Exercise directions: Comb the records below for the string "ylabel" and copy each line where it turns up.

# START OF Data shown

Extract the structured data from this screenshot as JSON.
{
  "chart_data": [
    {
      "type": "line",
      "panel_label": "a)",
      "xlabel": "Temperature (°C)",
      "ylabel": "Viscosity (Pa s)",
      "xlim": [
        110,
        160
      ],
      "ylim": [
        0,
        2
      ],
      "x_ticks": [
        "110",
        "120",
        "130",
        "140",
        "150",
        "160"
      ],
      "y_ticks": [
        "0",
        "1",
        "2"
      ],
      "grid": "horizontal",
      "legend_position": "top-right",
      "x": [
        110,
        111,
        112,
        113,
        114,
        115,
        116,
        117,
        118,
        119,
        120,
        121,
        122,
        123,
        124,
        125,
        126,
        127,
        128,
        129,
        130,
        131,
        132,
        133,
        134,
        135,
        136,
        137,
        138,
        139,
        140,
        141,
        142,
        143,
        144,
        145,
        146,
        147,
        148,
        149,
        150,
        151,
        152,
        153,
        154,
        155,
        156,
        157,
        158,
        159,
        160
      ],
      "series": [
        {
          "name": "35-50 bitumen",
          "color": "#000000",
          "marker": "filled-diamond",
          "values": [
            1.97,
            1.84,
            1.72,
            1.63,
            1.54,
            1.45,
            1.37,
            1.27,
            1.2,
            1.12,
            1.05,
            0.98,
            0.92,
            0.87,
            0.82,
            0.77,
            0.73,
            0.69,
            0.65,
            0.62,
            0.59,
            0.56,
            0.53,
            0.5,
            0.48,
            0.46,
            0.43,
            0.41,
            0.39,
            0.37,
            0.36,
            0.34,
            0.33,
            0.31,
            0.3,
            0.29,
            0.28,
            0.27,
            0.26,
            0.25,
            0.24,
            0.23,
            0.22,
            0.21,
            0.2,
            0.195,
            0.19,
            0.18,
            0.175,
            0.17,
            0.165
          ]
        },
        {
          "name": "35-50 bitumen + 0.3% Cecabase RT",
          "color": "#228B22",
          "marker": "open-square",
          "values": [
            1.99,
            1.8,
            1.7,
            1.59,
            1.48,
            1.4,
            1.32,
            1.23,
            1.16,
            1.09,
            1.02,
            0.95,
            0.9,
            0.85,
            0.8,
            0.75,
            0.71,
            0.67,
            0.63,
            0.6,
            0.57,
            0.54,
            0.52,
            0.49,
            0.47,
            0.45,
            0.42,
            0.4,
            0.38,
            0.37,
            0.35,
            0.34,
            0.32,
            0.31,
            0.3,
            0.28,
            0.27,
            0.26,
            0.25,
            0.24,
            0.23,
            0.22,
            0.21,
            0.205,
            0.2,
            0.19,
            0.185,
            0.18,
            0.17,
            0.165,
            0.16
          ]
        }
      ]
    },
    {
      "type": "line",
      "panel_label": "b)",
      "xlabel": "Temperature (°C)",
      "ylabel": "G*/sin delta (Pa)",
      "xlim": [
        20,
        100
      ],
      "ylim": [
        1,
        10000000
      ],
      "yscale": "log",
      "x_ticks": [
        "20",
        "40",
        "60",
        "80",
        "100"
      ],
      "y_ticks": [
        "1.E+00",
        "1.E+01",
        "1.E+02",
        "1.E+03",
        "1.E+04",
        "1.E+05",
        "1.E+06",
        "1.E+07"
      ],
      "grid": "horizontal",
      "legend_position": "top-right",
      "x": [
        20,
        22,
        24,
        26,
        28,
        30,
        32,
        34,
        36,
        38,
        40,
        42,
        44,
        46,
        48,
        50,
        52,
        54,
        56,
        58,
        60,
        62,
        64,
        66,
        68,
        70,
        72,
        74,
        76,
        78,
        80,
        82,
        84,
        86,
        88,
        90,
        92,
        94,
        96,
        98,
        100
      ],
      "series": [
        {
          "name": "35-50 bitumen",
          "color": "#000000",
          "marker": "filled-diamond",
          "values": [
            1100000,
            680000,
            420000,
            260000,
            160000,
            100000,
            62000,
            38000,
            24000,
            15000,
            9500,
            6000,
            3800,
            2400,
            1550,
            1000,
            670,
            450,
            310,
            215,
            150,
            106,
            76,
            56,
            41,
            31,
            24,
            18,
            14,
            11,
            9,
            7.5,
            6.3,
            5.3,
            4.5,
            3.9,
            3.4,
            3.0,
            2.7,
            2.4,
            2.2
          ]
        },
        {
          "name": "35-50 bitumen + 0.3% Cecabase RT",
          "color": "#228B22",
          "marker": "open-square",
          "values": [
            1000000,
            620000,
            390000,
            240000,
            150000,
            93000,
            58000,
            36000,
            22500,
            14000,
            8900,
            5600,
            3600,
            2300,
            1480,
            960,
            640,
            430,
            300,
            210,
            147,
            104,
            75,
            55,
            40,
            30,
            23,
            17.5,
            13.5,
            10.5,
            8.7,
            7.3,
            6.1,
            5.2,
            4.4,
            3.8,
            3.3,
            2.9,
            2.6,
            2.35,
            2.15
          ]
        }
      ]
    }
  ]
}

# END OF Data shown

Exercise solution:
      "ylabel": "Viscosity (Pa s)",
      "ylabel": "G*/sin delta (Pa)",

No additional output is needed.